— Start SUPPLIED ENTRIES —
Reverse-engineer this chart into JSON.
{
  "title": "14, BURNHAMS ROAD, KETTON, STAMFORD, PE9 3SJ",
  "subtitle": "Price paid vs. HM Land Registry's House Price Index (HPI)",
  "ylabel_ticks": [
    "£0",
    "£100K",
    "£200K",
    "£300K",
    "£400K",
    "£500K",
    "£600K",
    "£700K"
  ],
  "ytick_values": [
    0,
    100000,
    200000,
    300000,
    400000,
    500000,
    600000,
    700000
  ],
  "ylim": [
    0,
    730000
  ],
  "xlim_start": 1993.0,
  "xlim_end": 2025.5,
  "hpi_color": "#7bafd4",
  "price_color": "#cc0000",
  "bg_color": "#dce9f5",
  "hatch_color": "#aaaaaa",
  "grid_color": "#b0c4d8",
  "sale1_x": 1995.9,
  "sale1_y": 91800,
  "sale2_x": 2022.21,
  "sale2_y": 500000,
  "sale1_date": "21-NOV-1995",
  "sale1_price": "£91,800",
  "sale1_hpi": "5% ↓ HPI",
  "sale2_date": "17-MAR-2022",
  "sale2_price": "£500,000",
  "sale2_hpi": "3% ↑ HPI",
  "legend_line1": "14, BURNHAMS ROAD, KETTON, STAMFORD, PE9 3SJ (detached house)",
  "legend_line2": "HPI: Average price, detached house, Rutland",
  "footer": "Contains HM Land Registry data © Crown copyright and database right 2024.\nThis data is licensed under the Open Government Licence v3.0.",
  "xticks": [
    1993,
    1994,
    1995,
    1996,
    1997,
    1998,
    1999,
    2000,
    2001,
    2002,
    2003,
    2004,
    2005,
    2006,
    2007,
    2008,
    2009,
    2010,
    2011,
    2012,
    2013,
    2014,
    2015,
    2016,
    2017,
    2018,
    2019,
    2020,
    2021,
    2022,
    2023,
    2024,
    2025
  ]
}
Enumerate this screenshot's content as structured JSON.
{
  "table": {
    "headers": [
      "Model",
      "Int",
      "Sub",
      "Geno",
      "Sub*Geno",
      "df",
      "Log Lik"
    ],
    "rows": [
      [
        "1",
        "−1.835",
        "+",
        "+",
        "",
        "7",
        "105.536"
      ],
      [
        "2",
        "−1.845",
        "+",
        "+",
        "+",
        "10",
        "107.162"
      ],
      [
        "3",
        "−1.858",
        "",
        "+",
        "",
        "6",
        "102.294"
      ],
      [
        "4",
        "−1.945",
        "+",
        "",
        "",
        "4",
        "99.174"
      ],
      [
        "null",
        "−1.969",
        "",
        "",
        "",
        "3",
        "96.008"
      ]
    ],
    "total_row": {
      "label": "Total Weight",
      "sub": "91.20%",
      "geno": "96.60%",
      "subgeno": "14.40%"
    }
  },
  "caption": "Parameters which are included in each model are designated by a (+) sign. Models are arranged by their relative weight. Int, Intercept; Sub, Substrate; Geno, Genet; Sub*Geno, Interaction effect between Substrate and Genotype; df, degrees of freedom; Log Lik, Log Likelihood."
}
— End SUPPLIED ENTRIES —
EXERCISE: Quote the entire listing above exactly.

WRITTEN REPLY:
Reverse-engineer this chart into JSON.
{
  "title": "14, BURNHAMS ROAD, KETTON, STAMFORD, PE9 3SJ",
  "subtitle": "Price paid vs. HM Land Registry's House Price Index (HPI)",
  "ylabel_ticks": [
    "£0",
    "£100K",
    "£200K",
    "£300K",
    "£400K",
    "£500K",
    "£600K",
    "£700K"
  ],
  "ytick_values": [
    0,
    100000,
    200000,
    300000,
    400000,
    500000,
    600000,
    700000
  ],
  "ylim": [
    0,
    730000
  ],
  "xlim_start": 1993.0,
  "xlim_end": 2025.5,
  "hpi_color": "#7bafd4",
  "price_color": "#cc0000",
  "bg_color": "#dce9f5",
  "hatch_color": "#aaaaaa",
  "grid_color": "#b0c4d8",
  "sale1_x": 1995.9,
  "sale1_y": 91800,
  "sale2_x": 2022.21,
  "sale2_y": 500000,
  "sale1_date": "21-NOV-1995",
  "sale1_price": "£91,800",
  "sale1_hpi": "5% ↓ HPI",
  "sale2_date": "17-MAR-2022",
  "sale2_price": "£500,000",
  "sale2_hpi": "3% ↑ HPI",
  "legend_line1": "14, BURNHAMS ROAD, KETTON, STAMFORD, PE9 3SJ (detached house)",
  "legend_line2": "HPI: Average price, detached house, Rutland",
  "footer": "Contains HM Land Registry data © Crown copyright and database right 2024.\nThis data is licensed under the Open Government Licence v3.0.",
  "xticks": [
    1993,
    1994,
    1995,
    1996,
    1997,
    1998,
    1999,
    2000,
    2001,
    2002,
    2003,
    2004,
    2005,
    2006,
    2007,
    2008,
    2009,
    2010,
    2011,
    2012,
    2013,
    2014,
    2015,
    2016,
    2017,
    2018,
    2019,
    2020,
    2021,
    2022,
    2023,
    2024,
    2025
  ]
}
Enumerate this screenshot's content as structured JSON.
{
  "table": {
    "headers": [
      "Model",
      "Int",
      "Sub",
      "Geno",
      "Sub*Geno",
      "df",
      "Log Lik"
    ],
    "rows": [
      [
        "1",
        "−1.835",
        "+",
        "+",
        "",
        "7",
        "105.536"
      ],
      [
        "2",
        "−1.845",
        "+",
        "+",
        "+",
        "10",
        "107.162"
      ],
      [
        "3",
        "−1.858",
        "",
        "+",
        "",
        "6",
        "102.294"
      ],
      [
        "4",
        "−1.945",
        "+",
        "",
        "",
        "4",
        "99.174"
      ],
      [
        "null",
        "−1.969",
        "",
        "",
        "",
        "3",
        "96.008"
      ]
    ],
    "total_row": {
      "label": "Total Weight",
      "sub": "91.20%",
      "geno": "96.60%",
      "subgeno": "14.40%"
    }
  },
  "caption": "Parameters which are included in each model are designated by a (+) sign. Models are arranged by their relative weight. Int, Intercept; Sub, Substrate; Geno, Genet; Sub*Geno, Interaction effect between Substrate and Genotype; df, degrees of freedom; Log Lik, Log Likelihood."
}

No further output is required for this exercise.